Directive >> Copy all of the material word for word, except for the pictures.

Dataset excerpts
*-*-*
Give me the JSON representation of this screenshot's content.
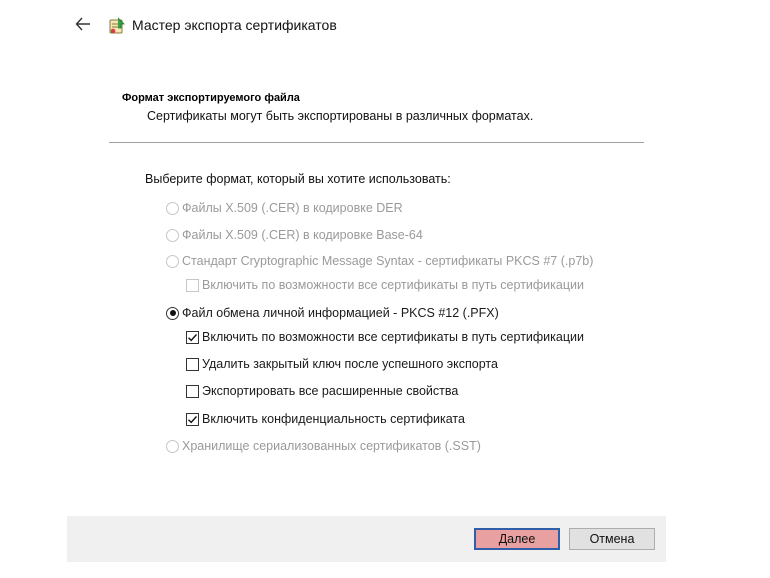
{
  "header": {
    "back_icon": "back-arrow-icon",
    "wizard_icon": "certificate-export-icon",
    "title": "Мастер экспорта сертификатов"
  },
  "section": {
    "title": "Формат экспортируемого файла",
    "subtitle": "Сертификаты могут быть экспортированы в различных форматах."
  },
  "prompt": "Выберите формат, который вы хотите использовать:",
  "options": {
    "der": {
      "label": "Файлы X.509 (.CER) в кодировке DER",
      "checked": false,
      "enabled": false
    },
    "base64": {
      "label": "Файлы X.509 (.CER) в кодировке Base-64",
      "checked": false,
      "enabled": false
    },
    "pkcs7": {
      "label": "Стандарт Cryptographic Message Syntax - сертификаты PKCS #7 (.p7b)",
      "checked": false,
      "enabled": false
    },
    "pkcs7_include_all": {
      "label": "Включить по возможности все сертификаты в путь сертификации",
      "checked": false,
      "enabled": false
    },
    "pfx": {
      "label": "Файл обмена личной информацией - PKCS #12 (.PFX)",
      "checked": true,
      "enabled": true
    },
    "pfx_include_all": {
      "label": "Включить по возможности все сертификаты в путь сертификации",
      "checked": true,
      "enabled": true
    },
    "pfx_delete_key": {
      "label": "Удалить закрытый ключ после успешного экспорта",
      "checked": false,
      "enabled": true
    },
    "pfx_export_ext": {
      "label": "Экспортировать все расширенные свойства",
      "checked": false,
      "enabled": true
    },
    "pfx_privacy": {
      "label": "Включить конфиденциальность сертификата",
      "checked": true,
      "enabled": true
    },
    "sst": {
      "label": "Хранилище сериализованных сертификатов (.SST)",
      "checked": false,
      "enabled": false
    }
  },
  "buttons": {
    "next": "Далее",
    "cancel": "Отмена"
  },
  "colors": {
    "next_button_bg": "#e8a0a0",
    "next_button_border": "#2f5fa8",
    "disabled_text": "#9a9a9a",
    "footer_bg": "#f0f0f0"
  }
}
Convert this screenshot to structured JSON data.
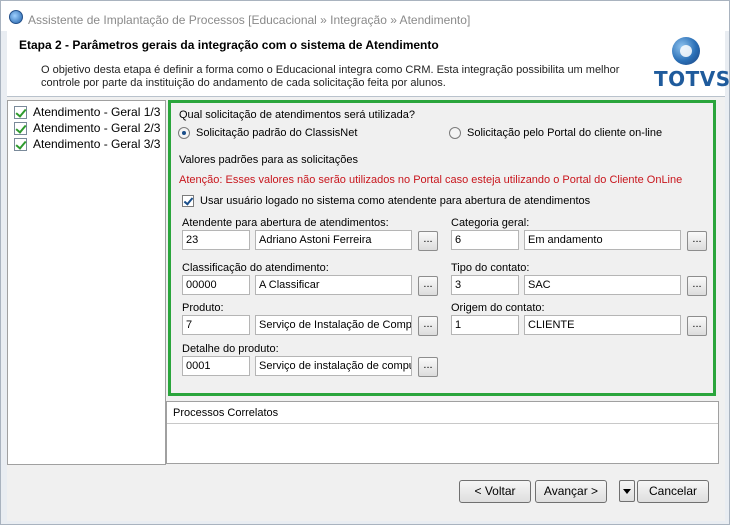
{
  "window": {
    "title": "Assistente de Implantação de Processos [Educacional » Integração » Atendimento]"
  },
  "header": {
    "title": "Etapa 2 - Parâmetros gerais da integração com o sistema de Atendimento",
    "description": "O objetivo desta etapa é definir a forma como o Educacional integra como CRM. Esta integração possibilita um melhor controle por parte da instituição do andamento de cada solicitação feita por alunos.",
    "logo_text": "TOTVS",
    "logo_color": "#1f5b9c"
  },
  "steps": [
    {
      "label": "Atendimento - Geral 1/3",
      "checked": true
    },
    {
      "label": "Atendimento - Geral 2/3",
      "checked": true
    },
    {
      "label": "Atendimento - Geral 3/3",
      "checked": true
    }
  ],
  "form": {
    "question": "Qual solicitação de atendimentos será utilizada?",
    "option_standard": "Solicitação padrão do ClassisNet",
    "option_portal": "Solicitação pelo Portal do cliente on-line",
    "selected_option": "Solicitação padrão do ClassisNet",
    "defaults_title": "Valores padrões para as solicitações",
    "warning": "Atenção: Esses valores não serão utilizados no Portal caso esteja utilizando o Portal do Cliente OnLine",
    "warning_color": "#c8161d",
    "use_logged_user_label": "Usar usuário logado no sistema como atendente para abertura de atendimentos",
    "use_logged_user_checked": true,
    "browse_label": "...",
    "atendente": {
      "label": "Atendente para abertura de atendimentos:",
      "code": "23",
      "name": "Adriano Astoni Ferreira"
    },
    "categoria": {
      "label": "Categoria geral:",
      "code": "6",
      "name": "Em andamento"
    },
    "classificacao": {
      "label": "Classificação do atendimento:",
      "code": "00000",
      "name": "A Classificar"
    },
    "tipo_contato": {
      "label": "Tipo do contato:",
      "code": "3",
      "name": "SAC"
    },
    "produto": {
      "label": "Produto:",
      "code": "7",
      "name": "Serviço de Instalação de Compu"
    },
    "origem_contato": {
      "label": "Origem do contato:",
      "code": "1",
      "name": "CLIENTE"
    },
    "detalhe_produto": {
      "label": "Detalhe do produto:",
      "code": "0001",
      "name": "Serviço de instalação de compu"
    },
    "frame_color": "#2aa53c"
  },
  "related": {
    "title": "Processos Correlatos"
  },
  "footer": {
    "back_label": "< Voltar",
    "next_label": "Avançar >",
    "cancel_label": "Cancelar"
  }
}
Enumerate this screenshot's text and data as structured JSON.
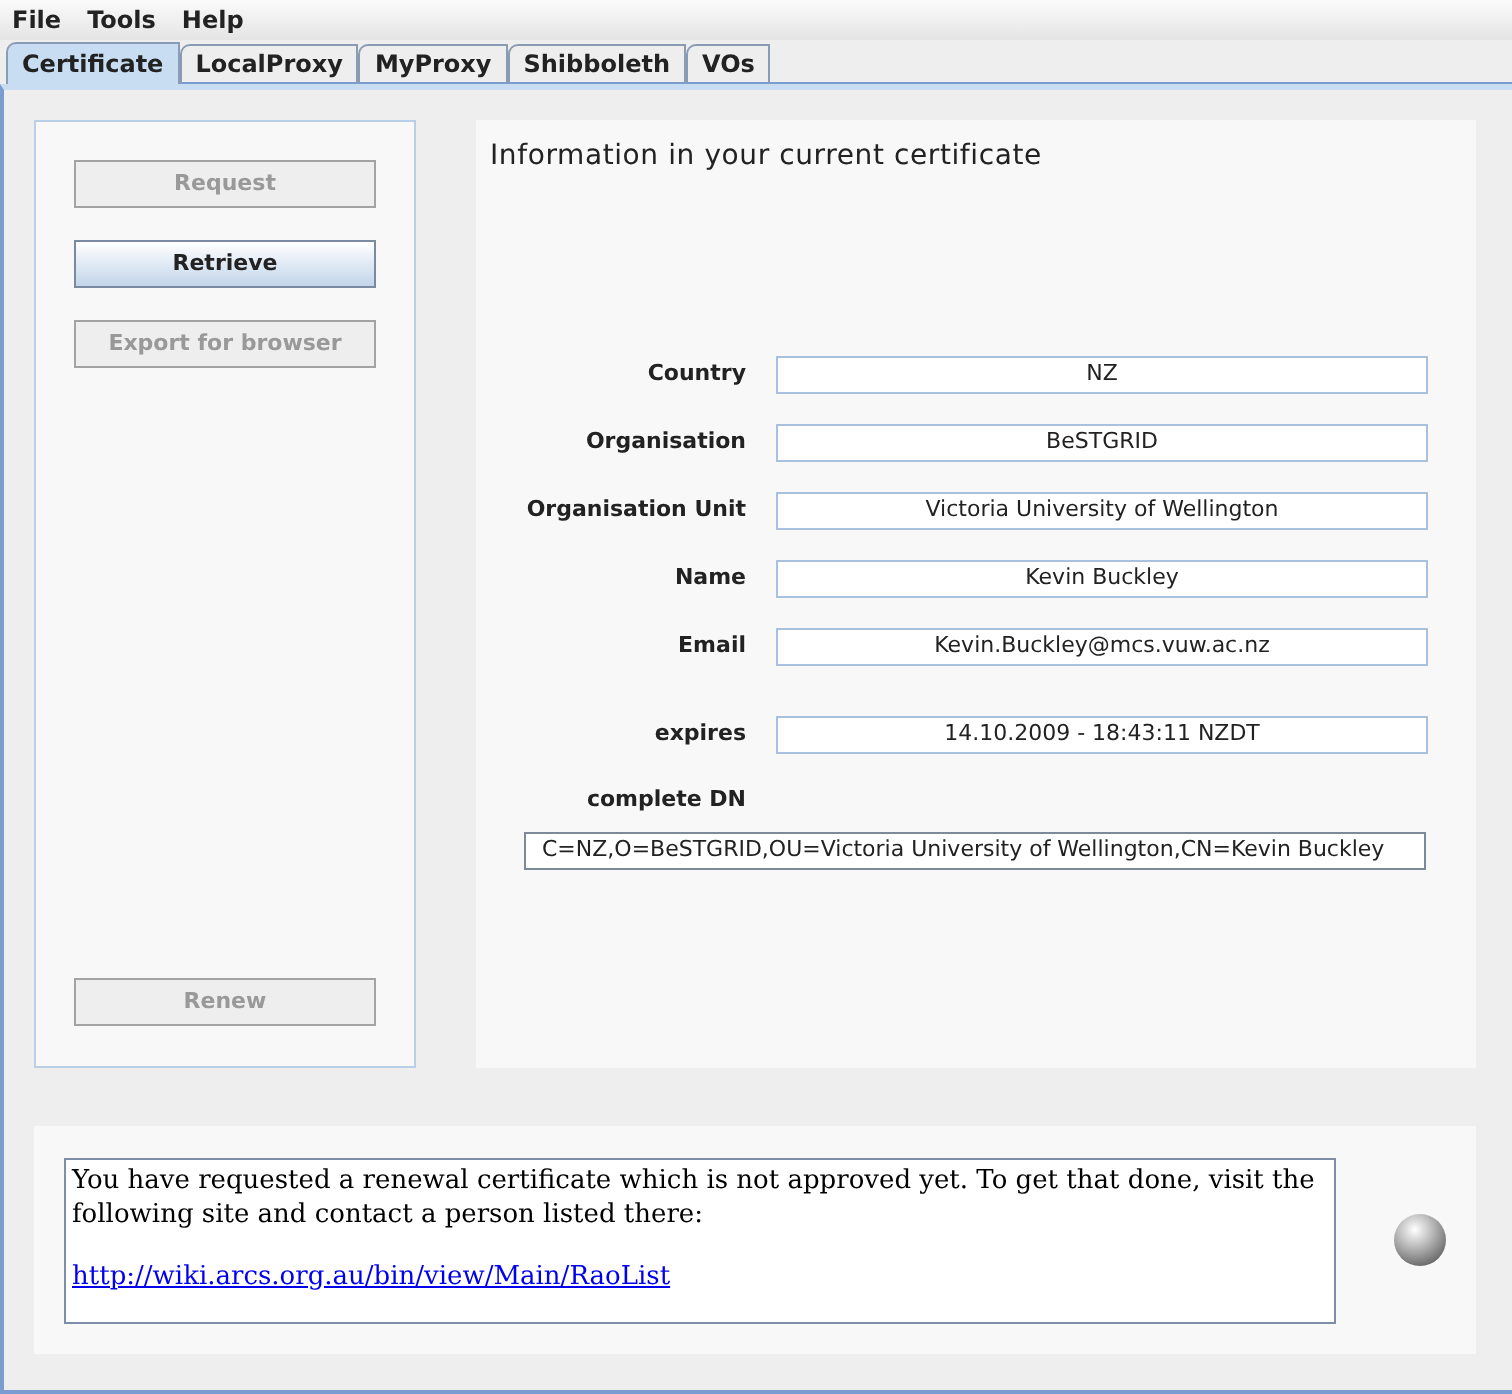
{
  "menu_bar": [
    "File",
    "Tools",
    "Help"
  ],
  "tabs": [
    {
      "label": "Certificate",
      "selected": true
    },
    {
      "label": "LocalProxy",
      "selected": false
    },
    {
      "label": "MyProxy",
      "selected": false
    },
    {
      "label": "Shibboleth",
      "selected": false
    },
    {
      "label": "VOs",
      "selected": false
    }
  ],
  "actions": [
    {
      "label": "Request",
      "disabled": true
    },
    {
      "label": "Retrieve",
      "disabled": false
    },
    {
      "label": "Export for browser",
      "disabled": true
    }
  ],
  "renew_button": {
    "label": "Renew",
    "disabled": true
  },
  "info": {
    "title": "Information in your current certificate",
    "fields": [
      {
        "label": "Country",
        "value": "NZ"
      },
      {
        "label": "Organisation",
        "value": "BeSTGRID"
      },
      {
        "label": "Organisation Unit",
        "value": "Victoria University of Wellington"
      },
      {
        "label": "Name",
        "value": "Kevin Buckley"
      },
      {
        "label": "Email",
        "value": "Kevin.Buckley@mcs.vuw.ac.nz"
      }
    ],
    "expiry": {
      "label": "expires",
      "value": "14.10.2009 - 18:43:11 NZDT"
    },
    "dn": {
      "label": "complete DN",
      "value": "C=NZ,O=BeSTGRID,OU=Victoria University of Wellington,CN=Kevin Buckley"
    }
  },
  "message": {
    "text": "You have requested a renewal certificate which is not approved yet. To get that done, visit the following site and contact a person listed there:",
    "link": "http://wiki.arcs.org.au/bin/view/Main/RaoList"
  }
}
*-*-*
Answer for this exercise >>
Give me the JSON representation of this screenshot's content.
{
  "header": {
    "back_icon": "back-arrow-icon",
    "wizard_icon": "certificate-export-icon",
    "title": "Мастер экспорта сертификатов"
  },
  "section": {
    "title": "Формат экспортируемого файла",
    "subtitle": "Сертификаты могут быть экспортированы в различных форматах."
  },
  "prompt": "Выберите формат, который вы хотите использовать:",
  "options": {
    "der": {
      "label": "Файлы X.509 (.CER) в кодировке DER",
      "checked": false,
      "enabled": false
    },
    "base64": {
      "label": "Файлы X.509 (.CER) в кодировке Base-64",
      "checked": false,
      "enabled": false
    },
    "pkcs7": {
      "label": "Стандарт Cryptographic Message Syntax - сертификаты PKCS #7 (.p7b)",
      "checked": false,
      "enabled": false
    },
    "pkcs7_include_all": {
      "label": "Включить по возможности все сертификаты в путь сертификации",
      "checked": false,
      "enabled": false
    },
    "pfx": {
      "label": "Файл обмена личной информацией - PKCS #12 (.PFX)",
      "checked": true,
      "enabled": true
    },
    "pfx_include_all": {
      "label": "Включить по возможности все сертификаты в путь сертификации",
      "checked": true,
      "enabled": true
    },
    "pfx_delete_key": {
      "label": "Удалить закрытый ключ после успешного экспорта",
      "checked": false,
      "enabled": true
    },
    "pfx_export_ext": {
      "label": "Экспортировать все расширенные свойства",
      "checked": false,
      "enabled": true
    },
    "pfx_privacy": {
      "label": "Включить конфиденциальность сертификата",
      "checked": true,
      "enabled": true
    },
    "sst": {
      "label": "Хранилище сериализованных сертификатов (.SST)",
      "checked": false,
      "enabled": false
    }
  },
  "buttons": {
    "next": "Далее",
    "cancel": "Отмена"
  },
  "colors": {
    "next_button_bg": "#e8a0a0",
    "next_button_border": "#2f5fa8",
    "disabled_text": "#9a9a9a",
    "footer_bg": "#f0f0f0"
  }
}
Convert this screenshot to structured JSON data.
{
  "window": {
    "title": "Assistente de Implantação de Processos [Educacional » Integração » Atendimento]"
  },
  "header": {
    "title": "Etapa 2 - Parâmetros gerais da integração com o sistema de Atendimento",
    "description": "O objetivo desta etapa é definir a forma como o Educacional integra como CRM. Esta integração possibilita um melhor controle por parte da instituição do andamento de cada solicitação feita por alunos.",
    "logo_text": "TOTVS",
    "logo_color": "#1f5b9c"
  },
  "steps": [
    {
      "label": "Atendimento - Geral 1/3",
      "checked": true
    },
    {
      "label": "Atendimento - Geral 2/3",
      "checked": true
    },
    {
      "label": "Atendimento - Geral 3/3",
      "checked": true
    }
  ],
  "form": {
    "question": "Qual solicitação de atendimentos será utilizada?",
    "option_standard": "Solicitação padrão do ClassisNet",
    "option_portal": "Solicitação pelo Portal do cliente on-line",
    "selected_option": "Solicitação padrão do ClassisNet",
    "defaults_title": "Valores padrões para as solicitações",
    "warning": "Atenção: Esses valores não serão utilizados no Portal caso esteja utilizando o Portal do Cliente OnLine",
    "warning_color": "#c8161d",
    "use_logged_user_label": "Usar usuário logado no sistema como atendente para abertura de atendimentos",
    "use_logged_user_checked": true,
    "browse_label": "...",
    "atendente": {
      "label": "Atendente para abertura de atendimentos:",
      "code": "23",
      "name": "Adriano Astoni Ferreira"
    },
    "categoria": {
      "label": "Categoria geral:",
      "code": "6",
      "name": "Em andamento"
    },
    "classificacao": {
      "label": "Classificação do atendimento:",
      "code": "00000",
      "name": "A Classificar"
    },
    "tipo_contato": {
      "label": "Tipo do contato:",
      "code": "3",
      "name": "SAC"
    },
    "produto": {
      "label": "Produto:",
      "code": "7",
      "name": "Serviço de Instalação de Compu"
    },
    "origem_contato": {
      "label": "Origem do contato:",
      "code": "1",
      "name": "CLIENTE"
    },
    "detalhe_produto": {
      "label": "Detalhe do produto:",
      "code": "0001",
      "name": "Serviço de instalação de compu"
    },
    "frame_color": "#2aa53c"
  },
  "related": {
    "title": "Processos Correlatos"
  },
  "footer": {
    "back_label": "< Voltar",
    "next_label": "Avançar >",
    "cancel_label": "Cancelar"
  }
}
Enumerate this screenshot's text and data as structured JSON.
{
  "menu_bar": [
    "File",
    "Tools",
    "Help"
  ],
  "tabs": [
    {
      "label": "Certificate",
      "selected": true
    },
    {
      "label": "LocalProxy",
      "selected": false
    },
    {
      "label": "MyProxy",
      "selected": false
    },
    {
      "label": "Shibboleth",
      "selected": false
    },
    {
      "label": "VOs",
      "selected": false
    }
  ],
  "actions": [
    {
      "label": "Request",
      "disabled": true
    },
    {
      "label": "Retrieve",
      "disabled": false
    },
    {
      "label": "Export for browser",
      "disabled": true
    }
  ],
  "renew_button": {
    "label": "Renew",
    "disabled": true
  },
  "info": {
    "title": "Information in your current certificate",
    "fields": [
      {
        "label": "Country",
        "value": "NZ"
      },
      {
        "label": "Organisation",
        "value": "BeSTGRID"
      },
      {
        "label": "Organisation Unit",
        "value": "Victoria University of Wellington"
      },
      {
        "label": "Name",
        "value": "Kevin Buckley"
      },
      {
        "label": "Email",
        "value": "Kevin.Buckley@mcs.vuw.ac.nz"
      }
    ],
    "expiry": {
      "label": "expires",
      "value": "14.10.2009 - 18:43:11 NZDT"
    },
    "dn": {
      "label": "complete DN",
      "value": "C=NZ,O=BeSTGRID,OU=Victoria University of Wellington,CN=Kevin Buckley"
    }
  },
  "message": {
    "text": "You have requested a renewal certificate which is not approved yet. To get that done, visit the following site and contact a person listed there:",
    "link": "http://wiki.arcs.org.au/bin/view/Main/RaoList"
  }
}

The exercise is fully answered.